## Directions for this task
Retype the records below exactly as they appear.

## Entries supplied

++++++++

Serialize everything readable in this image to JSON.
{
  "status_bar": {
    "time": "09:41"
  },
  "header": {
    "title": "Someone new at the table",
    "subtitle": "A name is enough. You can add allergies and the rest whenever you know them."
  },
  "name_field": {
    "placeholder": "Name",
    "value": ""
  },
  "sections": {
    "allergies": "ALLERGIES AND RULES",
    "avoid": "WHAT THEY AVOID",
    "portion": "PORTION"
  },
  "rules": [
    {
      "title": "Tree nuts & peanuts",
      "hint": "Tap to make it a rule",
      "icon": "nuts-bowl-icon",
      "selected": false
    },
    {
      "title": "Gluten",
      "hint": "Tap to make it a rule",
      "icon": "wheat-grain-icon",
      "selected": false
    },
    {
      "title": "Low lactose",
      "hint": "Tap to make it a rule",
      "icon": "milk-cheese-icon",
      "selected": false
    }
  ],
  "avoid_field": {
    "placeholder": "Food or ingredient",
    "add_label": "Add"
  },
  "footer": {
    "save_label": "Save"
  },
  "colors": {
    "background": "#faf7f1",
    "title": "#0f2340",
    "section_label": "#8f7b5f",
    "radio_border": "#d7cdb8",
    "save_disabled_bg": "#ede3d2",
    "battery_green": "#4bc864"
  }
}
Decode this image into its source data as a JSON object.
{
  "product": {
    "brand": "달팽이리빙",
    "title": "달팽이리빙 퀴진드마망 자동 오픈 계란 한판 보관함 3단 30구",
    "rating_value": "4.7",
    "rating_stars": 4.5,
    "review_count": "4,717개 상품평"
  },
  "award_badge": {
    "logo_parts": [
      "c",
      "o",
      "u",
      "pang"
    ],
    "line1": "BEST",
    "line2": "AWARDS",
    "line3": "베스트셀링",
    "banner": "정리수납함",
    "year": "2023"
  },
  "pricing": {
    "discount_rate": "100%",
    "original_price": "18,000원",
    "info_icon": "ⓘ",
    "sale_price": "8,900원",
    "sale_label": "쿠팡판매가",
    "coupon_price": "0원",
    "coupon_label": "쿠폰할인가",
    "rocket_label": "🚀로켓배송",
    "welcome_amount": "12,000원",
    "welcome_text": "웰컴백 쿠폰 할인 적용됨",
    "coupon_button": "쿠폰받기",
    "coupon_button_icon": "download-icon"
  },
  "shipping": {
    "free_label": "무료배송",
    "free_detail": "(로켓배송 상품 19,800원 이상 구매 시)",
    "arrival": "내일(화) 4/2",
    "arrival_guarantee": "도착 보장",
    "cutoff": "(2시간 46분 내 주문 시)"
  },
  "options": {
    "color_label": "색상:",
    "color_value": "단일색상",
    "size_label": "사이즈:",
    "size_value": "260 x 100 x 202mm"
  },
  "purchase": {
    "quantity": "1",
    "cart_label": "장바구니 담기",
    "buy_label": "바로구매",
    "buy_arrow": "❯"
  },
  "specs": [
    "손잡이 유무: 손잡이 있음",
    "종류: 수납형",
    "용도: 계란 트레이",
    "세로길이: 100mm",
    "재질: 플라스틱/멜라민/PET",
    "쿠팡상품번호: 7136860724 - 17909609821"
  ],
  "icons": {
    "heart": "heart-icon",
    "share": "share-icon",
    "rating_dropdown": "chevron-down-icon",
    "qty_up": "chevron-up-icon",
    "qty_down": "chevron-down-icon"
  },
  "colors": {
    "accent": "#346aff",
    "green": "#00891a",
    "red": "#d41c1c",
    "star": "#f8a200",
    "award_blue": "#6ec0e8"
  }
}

++++++++

## Complete output
Serialize everything readable in this image to JSON.
{
  "status_bar": {
    "time": "09:41"
  },
  "header": {
    "title": "Someone new at the table",
    "subtitle": "A name is enough. You can add allergies and the rest whenever you know them."
  },
  "name_field": {
    "placeholder": "Name",
    "value": ""
  },
  "sections": {
    "allergies": "ALLERGIES AND RULES",
    "avoid": "WHAT THEY AVOID",
    "portion": "PORTION"
  },
  "rules": [
    {
      "title": "Tree nuts & peanuts",
      "hint": "Tap to make it a rule",
      "icon": "nuts-bowl-icon",
      "selected": false
    },
    {
      "title": "Gluten",
      "hint": "Tap to make it a rule",
      "icon": "wheat-grain-icon",
      "selected": false
    },
    {
      "title": "Low lactose",
      "hint": "Tap to make it a rule",
      "icon": "milk-cheese-icon",
      "selected": false
    }
  ],
  "avoid_field": {
    "placeholder": "Food or ingredient",
    "add_label": "Add"
  },
  "footer": {
    "save_label": "Save"
  },
  "colors": {
    "background": "#faf7f1",
    "title": "#0f2340",
    "section_label": "#8f7b5f",
    "radio_border": "#d7cdb8",
    "save_disabled_bg": "#ede3d2",
    "battery_green": "#4bc864"
  }
}
Decode this image into its source data as a JSON object.
{
  "product": {
    "brand": "달팽이리빙",
    "title": "달팽이리빙 퀴진드마망 자동 오픈 계란 한판 보관함 3단 30구",
    "rating_value": "4.7",
    "rating_stars": 4.5,
    "review_count": "4,717개 상품평"
  },
  "award_badge": {
    "logo_parts": [
      "c",
      "o",
      "u",
      "pang"
    ],
    "line1": "BEST",
    "line2": "AWARDS",
    "line3": "베스트셀링",
    "banner": "정리수납함",
    "year": "2023"
  },
  "pricing": {
    "discount_rate": "100%",
    "original_price": "18,000원",
    "info_icon": "ⓘ",
    "sale_price": "8,900원",
    "sale_label": "쿠팡판매가",
    "coupon_price": "0원",
    "coupon_label": "쿠폰할인가",
    "rocket_label": "🚀로켓배송",
    "welcome_amount": "12,000원",
    "welcome_text": "웰컴백 쿠폰 할인 적용됨",
    "coupon_button": "쿠폰받기",
    "coupon_button_icon": "download-icon"
  },
  "shipping": {
    "free_label": "무료배송",
    "free_detail": "(로켓배송 상품 19,800원 이상 구매 시)",
    "arrival": "내일(화) 4/2",
    "arrival_guarantee": "도착 보장",
    "cutoff": "(2시간 46분 내 주문 시)"
  },
  "options": {
    "color_label": "색상:",
    "color_value": "단일색상",
    "size_label": "사이즈:",
    "size_value": "260 x 100 x 202mm"
  },
  "purchase": {
    "quantity": "1",
    "cart_label": "장바구니 담기",
    "buy_label": "바로구매",
    "buy_arrow": "❯"
  },
  "specs": [
    "손잡이 유무: 손잡이 있음",
    "종류: 수납형",
    "용도: 계란 트레이",
    "세로길이: 100mm",
    "재질: 플라스틱/멜라민/PET",
    "쿠팡상품번호: 7136860724 - 17909609821"
  ],
  "icons": {
    "heart": "heart-icon",
    "share": "share-icon",
    "rating_dropdown": "chevron-down-icon",
    "qty_up": "chevron-up-icon",
    "qty_down": "chevron-down-icon"
  },
  "colors": {
    "accent": "#346aff",
    "green": "#00891a",
    "red": "#d41c1c",
    "star": "#f8a200",
    "award_blue": "#6ec0e8"
  }
}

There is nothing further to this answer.